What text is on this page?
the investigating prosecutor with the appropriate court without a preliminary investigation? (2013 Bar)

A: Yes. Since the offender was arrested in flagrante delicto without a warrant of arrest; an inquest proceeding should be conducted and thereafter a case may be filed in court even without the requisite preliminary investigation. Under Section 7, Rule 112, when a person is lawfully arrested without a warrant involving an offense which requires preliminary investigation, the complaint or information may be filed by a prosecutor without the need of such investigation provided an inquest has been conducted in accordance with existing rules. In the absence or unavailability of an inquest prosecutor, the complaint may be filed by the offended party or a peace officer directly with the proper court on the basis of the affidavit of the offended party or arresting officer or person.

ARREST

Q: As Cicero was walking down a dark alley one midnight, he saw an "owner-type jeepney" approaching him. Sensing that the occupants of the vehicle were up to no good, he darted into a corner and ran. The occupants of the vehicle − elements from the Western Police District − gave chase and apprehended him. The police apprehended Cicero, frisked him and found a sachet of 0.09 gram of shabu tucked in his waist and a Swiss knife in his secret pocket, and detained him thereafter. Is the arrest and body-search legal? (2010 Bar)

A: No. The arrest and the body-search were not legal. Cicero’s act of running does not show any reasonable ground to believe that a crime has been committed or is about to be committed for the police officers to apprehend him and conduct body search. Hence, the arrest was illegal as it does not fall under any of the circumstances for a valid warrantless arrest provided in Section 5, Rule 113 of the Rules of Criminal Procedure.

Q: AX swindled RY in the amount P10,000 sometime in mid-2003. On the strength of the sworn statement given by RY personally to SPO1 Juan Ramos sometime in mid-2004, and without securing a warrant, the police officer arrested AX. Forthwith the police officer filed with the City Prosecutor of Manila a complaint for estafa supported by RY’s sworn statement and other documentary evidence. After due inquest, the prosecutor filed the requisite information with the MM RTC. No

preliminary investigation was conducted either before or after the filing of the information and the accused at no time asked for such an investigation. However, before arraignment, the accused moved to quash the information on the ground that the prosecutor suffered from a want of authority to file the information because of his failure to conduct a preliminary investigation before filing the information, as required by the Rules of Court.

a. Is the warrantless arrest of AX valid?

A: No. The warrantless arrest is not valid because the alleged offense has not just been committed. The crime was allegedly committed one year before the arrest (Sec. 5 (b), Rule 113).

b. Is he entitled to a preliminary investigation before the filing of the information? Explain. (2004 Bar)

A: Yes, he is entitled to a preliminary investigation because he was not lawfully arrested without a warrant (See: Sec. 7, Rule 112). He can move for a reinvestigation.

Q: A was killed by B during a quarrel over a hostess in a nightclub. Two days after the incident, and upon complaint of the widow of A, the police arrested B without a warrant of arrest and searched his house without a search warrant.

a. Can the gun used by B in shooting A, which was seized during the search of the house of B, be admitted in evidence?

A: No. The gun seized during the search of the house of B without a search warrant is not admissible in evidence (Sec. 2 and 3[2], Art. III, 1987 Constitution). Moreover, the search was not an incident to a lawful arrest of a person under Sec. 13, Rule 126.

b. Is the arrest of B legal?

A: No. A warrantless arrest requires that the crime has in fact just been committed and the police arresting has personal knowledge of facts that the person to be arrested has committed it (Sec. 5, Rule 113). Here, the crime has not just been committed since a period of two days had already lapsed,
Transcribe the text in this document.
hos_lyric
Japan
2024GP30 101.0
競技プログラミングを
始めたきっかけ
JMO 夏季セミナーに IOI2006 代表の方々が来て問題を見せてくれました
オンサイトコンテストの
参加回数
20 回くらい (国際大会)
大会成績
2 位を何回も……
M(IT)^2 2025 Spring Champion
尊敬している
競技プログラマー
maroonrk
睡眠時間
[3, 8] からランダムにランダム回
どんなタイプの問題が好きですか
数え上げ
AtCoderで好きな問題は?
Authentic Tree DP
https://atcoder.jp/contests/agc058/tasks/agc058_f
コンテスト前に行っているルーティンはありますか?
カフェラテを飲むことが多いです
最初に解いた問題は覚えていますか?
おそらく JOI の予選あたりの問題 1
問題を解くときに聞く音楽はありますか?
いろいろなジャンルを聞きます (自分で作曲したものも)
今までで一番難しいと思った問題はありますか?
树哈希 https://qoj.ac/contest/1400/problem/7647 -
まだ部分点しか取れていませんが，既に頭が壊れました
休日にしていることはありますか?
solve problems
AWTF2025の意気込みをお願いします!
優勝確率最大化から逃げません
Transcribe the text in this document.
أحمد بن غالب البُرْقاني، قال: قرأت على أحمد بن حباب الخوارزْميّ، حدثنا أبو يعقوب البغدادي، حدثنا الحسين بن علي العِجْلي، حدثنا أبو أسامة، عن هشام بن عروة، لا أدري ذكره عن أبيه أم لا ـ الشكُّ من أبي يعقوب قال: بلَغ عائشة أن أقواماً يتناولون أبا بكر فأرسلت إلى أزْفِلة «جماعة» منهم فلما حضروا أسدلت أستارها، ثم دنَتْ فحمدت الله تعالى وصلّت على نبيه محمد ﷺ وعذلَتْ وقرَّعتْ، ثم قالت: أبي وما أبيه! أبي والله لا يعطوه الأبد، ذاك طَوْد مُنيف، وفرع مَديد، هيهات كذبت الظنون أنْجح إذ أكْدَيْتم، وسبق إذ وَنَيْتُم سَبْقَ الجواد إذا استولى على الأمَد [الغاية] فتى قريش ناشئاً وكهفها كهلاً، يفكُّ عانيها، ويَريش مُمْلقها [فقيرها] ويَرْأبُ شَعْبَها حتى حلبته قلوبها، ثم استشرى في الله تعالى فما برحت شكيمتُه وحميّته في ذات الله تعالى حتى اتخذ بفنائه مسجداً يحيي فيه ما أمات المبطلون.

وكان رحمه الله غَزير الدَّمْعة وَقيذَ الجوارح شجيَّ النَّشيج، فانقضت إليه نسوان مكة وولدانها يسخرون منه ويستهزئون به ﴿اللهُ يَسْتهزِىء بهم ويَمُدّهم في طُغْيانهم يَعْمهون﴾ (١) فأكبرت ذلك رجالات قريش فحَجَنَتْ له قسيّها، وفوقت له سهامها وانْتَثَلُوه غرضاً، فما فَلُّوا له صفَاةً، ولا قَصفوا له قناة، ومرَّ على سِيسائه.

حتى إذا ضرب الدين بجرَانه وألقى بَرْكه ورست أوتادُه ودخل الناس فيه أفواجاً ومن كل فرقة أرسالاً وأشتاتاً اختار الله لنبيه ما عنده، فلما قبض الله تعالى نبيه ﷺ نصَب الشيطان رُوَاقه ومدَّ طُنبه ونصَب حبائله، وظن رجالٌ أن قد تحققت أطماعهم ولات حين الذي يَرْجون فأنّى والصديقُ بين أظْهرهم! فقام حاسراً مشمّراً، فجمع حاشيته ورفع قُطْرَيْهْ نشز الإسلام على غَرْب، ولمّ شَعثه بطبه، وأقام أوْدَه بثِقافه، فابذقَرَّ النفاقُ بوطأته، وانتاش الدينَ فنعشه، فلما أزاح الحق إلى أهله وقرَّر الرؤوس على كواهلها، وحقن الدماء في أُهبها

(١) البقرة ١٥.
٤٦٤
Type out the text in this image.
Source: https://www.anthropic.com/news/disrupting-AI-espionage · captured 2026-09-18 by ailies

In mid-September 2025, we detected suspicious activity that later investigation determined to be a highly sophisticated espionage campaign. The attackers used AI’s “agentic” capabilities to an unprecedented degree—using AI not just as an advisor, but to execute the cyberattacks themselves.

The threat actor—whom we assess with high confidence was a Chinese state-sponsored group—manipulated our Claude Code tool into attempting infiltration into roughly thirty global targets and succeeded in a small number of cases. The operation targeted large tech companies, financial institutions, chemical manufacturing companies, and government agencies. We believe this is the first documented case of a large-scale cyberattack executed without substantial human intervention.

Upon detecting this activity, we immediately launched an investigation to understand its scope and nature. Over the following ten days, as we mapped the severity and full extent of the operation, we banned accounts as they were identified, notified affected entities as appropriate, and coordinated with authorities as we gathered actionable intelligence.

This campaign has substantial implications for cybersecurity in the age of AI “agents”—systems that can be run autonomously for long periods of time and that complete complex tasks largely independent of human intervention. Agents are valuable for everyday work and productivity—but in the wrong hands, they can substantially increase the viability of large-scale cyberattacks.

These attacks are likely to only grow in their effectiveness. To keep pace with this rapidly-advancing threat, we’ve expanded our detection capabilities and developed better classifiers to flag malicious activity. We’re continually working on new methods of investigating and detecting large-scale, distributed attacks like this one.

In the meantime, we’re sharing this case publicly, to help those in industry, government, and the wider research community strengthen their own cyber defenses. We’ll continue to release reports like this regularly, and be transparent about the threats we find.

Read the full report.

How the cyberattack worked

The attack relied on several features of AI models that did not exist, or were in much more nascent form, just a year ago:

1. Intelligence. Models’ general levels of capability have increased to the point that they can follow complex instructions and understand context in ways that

* * * * * * *

Task prompt
For the string "capabilities", count the lines of the entries above that include it; answer with the number only.

Final result
2